### Data extract
%%

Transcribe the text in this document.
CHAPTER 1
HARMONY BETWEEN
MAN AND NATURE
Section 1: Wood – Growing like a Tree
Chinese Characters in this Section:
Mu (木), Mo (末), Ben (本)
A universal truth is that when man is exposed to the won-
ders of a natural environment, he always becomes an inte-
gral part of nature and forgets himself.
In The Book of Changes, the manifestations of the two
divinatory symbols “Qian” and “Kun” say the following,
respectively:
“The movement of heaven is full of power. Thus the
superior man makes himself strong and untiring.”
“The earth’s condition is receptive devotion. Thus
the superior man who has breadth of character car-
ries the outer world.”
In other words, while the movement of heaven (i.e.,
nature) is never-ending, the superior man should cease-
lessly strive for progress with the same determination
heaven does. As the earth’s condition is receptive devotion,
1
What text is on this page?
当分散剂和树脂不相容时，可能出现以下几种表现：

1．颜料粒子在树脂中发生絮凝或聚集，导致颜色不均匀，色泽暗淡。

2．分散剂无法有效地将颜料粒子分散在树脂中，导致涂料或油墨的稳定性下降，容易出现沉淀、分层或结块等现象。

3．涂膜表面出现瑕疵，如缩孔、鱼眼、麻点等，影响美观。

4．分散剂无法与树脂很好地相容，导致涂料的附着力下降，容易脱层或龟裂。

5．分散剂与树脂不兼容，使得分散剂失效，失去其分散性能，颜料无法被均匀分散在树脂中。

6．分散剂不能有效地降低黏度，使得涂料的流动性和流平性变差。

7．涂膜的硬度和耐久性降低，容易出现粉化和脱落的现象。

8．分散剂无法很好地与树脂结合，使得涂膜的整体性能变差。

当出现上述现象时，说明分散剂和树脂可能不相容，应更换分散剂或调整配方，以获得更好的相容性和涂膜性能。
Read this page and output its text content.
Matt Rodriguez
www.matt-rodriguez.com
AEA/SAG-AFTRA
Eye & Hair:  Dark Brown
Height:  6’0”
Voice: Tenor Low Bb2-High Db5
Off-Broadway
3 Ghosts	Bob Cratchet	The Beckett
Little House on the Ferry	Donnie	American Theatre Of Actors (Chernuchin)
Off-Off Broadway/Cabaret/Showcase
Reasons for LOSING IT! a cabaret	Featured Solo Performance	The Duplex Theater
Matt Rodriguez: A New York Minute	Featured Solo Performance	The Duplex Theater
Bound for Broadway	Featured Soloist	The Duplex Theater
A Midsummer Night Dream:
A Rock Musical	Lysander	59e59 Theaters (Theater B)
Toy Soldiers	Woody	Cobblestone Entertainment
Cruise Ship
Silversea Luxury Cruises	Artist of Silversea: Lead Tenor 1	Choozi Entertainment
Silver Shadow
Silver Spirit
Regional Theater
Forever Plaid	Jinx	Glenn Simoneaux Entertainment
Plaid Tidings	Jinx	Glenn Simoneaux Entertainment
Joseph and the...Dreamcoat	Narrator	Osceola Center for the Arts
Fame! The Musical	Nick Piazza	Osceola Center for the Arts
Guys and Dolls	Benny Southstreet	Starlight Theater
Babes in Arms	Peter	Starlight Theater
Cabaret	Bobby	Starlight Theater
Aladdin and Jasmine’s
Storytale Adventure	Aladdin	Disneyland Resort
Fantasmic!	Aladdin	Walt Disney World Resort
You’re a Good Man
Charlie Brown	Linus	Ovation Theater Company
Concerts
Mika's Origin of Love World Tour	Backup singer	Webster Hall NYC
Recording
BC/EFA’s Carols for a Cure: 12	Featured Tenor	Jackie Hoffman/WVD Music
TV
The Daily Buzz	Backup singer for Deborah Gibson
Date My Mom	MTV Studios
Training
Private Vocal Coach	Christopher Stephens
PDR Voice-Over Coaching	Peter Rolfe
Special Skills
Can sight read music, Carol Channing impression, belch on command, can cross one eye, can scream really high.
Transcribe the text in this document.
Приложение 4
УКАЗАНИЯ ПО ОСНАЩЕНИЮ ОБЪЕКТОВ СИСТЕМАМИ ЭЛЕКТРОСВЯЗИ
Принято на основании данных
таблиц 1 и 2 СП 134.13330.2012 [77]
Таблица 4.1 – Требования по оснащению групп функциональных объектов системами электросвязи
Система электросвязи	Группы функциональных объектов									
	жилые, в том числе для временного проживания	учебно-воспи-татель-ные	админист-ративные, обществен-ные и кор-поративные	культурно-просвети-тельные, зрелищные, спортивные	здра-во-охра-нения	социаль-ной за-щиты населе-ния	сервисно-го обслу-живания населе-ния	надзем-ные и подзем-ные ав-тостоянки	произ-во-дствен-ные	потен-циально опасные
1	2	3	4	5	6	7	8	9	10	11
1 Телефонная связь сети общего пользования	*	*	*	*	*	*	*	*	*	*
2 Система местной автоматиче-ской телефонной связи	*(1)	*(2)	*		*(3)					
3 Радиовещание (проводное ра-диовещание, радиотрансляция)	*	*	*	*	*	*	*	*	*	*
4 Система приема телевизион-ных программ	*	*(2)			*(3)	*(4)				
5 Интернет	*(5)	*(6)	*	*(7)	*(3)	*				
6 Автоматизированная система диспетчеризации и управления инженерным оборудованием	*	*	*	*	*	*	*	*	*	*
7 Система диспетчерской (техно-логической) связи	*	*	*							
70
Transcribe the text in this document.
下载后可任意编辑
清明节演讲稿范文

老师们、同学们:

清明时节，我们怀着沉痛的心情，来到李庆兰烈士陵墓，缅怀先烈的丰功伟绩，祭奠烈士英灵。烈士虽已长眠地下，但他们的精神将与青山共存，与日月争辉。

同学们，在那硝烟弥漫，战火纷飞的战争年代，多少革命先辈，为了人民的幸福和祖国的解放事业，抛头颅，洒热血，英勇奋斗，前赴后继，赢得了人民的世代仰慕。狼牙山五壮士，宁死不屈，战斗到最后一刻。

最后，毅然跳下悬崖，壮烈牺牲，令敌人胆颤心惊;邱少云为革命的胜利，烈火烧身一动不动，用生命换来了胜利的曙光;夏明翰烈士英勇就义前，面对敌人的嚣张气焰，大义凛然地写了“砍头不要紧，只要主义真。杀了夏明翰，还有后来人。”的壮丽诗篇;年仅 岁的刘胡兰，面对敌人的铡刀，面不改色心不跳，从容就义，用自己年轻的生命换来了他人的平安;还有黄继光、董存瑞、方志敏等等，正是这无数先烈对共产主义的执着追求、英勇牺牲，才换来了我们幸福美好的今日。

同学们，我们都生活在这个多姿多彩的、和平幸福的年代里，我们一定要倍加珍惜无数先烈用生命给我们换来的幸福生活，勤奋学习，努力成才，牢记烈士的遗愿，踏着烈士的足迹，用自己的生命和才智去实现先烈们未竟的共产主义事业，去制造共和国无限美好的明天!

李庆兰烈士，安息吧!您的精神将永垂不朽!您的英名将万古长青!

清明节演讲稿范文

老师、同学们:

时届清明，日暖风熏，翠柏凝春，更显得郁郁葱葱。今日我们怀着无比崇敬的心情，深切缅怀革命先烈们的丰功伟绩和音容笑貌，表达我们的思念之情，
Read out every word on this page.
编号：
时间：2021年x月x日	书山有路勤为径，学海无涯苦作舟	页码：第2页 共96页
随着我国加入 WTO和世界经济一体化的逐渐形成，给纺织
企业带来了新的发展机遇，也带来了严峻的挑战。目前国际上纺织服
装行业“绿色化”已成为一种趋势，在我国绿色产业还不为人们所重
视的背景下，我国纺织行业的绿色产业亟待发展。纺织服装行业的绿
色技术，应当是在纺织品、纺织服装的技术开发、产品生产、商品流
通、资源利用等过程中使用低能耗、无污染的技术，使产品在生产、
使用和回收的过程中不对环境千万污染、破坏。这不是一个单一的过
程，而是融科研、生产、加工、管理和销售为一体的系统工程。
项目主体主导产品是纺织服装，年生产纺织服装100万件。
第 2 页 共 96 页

%%

Extract each line from the entries above that contains the string "Plaid".

### Exercise output
Forever Plaid	Jinx	Glenn Simoneaux Entertainment
Plaid Tidings	Jinx	Glenn Simoneaux Entertainment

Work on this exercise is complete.